* START RECORD EXCERPTS *

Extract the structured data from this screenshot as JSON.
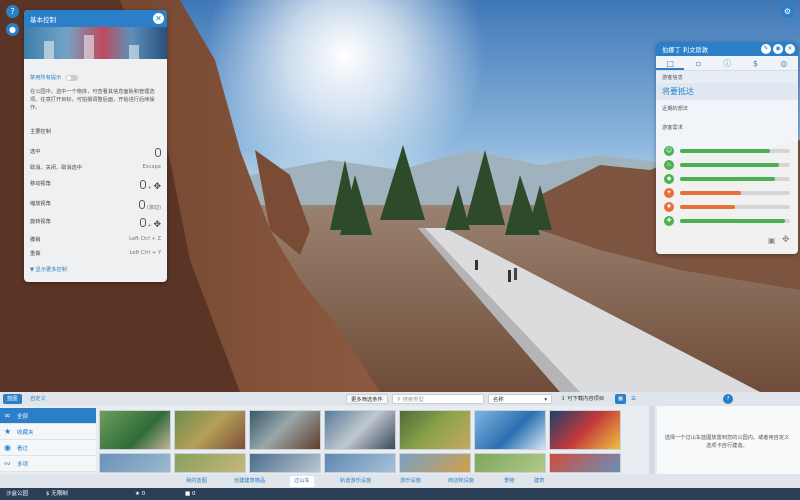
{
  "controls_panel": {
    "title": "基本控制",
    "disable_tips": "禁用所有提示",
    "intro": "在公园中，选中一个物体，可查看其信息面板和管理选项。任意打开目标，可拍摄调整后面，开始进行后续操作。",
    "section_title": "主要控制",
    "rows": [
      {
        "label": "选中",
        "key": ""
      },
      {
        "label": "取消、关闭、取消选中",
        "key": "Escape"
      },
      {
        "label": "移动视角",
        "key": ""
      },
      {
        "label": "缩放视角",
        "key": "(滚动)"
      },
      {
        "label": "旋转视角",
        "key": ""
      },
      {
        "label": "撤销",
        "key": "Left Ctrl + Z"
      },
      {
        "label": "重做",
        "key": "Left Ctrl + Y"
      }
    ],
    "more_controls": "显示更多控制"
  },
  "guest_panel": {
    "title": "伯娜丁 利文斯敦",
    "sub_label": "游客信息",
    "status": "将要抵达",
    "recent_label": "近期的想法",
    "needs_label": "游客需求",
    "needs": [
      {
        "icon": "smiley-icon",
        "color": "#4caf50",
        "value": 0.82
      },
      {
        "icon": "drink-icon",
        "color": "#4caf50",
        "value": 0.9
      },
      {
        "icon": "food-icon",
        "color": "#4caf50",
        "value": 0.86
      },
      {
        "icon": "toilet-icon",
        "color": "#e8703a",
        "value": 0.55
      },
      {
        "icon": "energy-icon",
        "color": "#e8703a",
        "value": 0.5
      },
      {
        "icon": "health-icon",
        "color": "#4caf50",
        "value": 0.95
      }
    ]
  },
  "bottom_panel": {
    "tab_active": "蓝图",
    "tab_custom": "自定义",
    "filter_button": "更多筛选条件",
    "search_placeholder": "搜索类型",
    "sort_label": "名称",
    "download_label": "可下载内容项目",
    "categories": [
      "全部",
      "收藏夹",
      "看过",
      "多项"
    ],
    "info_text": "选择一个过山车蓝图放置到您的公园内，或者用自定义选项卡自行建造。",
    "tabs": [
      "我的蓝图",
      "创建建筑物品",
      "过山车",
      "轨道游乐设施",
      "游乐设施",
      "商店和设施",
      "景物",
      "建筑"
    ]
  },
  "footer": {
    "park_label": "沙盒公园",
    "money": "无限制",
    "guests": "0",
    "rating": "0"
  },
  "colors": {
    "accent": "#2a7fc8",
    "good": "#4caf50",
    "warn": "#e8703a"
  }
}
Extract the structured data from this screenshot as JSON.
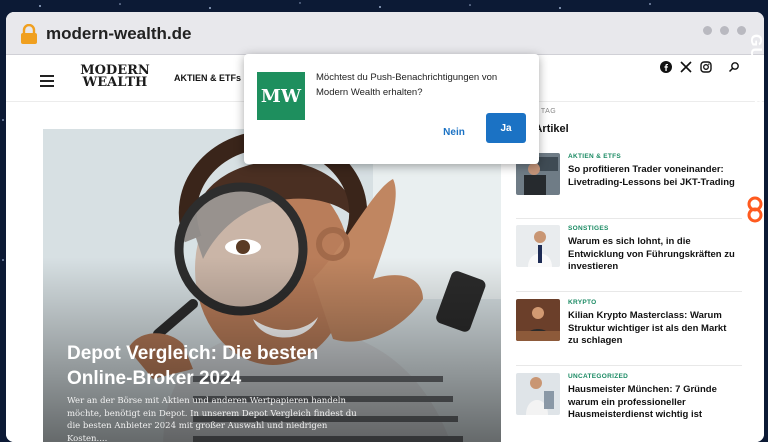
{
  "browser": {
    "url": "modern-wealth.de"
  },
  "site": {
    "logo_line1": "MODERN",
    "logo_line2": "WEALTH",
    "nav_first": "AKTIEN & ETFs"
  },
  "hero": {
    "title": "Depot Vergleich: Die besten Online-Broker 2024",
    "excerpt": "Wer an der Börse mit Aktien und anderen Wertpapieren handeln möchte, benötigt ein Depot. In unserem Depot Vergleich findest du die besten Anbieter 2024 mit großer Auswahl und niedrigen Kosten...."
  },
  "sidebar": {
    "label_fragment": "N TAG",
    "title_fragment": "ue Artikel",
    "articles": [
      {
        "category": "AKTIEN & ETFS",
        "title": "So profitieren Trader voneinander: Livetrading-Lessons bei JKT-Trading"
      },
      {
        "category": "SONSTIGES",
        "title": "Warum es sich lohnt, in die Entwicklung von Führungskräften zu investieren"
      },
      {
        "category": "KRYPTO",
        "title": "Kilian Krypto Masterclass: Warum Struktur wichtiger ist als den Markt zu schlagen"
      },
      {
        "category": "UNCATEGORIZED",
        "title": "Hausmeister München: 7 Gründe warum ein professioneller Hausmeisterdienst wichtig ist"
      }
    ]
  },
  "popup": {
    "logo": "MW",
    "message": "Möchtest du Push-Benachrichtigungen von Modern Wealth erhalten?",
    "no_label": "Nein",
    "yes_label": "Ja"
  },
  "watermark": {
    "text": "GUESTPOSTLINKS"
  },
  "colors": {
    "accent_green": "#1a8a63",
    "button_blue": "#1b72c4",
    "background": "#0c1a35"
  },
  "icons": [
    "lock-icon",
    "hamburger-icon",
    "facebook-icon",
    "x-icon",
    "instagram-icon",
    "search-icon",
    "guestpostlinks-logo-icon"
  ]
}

* END RECORD EXCERPTS *
* START RECORD EXCERPTS *

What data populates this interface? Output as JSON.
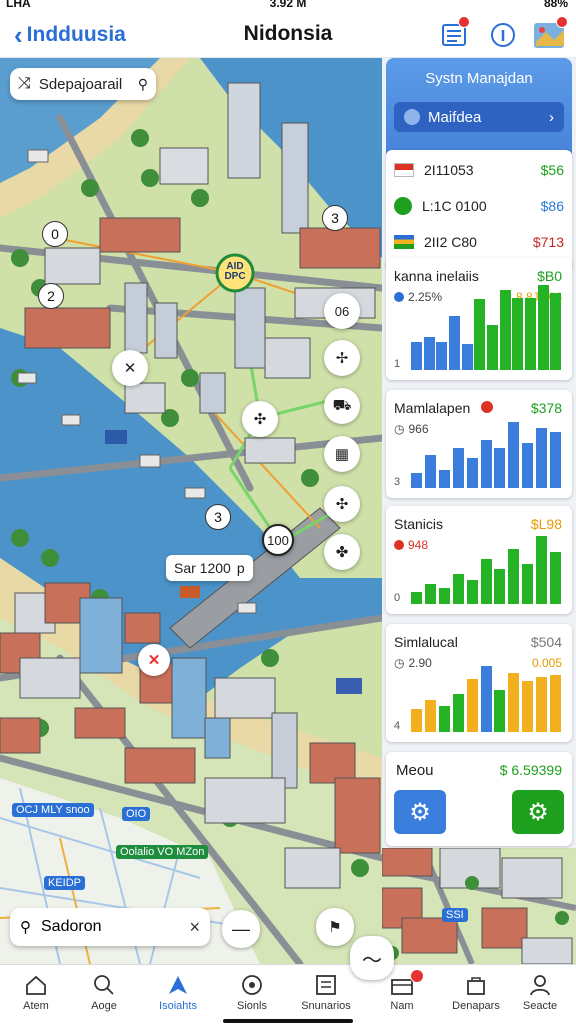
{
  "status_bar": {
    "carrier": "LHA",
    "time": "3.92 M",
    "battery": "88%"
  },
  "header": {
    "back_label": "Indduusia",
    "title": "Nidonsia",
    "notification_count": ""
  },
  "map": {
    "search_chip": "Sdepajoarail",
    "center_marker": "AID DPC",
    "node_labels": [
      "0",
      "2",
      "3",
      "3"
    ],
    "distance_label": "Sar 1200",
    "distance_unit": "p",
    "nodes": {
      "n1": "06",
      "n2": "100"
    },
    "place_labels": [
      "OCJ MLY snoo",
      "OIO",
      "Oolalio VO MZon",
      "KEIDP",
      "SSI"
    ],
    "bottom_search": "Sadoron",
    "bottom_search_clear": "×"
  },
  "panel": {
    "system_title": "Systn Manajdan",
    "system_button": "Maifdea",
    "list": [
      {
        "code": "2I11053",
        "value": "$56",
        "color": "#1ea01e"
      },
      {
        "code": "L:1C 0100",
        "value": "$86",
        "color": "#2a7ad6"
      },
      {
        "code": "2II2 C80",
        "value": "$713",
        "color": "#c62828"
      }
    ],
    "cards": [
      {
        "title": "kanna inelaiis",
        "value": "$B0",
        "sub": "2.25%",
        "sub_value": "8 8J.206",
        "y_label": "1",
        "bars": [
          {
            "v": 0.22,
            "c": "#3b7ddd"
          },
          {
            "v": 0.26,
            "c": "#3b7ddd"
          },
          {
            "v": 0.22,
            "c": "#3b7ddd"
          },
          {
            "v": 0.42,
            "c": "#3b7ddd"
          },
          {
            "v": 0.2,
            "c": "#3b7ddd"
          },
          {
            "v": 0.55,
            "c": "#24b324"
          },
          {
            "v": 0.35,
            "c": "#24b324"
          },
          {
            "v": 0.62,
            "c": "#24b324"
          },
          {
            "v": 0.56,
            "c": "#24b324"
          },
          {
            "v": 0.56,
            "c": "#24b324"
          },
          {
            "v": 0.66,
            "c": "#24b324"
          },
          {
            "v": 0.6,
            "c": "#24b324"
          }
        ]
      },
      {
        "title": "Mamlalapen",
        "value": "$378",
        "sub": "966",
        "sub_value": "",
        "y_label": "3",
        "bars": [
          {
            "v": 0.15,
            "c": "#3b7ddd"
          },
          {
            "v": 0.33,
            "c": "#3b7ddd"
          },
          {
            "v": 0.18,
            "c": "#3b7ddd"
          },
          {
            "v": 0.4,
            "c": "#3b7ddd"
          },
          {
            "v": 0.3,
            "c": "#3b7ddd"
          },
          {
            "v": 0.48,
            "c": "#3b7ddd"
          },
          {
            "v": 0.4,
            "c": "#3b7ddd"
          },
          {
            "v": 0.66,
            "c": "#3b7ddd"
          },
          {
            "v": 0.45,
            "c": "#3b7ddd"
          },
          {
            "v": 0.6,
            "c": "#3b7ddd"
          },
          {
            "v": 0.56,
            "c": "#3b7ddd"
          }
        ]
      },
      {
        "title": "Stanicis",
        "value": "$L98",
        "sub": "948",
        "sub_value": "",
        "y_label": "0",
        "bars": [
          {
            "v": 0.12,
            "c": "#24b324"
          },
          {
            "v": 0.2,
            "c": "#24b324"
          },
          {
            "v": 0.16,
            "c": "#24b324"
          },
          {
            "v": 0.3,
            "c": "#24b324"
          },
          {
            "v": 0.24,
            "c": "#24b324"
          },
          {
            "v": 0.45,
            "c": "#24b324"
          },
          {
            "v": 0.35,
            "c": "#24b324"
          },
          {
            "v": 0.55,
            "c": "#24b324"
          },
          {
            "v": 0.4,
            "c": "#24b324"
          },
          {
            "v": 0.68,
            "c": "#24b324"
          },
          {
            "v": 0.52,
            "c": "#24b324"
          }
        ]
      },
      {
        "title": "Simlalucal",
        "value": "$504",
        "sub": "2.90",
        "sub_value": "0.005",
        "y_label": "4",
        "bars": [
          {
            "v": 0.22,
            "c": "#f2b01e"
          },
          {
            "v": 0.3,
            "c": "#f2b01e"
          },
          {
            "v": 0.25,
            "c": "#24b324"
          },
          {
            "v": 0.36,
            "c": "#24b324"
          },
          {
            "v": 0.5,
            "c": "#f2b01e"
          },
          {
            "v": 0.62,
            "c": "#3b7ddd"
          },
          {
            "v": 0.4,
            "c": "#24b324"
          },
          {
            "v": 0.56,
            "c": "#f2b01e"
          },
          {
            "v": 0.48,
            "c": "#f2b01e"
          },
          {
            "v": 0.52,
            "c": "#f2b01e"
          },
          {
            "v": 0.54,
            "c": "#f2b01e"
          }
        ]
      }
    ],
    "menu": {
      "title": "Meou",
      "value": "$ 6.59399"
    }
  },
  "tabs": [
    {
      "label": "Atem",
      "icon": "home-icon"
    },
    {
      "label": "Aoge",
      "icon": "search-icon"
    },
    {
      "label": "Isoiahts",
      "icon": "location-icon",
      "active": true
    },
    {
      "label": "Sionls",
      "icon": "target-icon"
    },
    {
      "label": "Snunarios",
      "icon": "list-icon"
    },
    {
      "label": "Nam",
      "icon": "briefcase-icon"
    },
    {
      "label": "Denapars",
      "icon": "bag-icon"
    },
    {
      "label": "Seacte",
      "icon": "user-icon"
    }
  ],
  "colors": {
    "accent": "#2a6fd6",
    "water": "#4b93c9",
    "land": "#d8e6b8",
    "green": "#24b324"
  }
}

* END RECORD EXCERPTS *

§ **WORK INSTRUCTIONS**
In the lines above, locate the string "code". Copy every line where it occurs.

§ **SOLVED EXERCISE**
        "code": "2I11053",
        "code": "L:1C 0100",
        "code": "2II2 C80",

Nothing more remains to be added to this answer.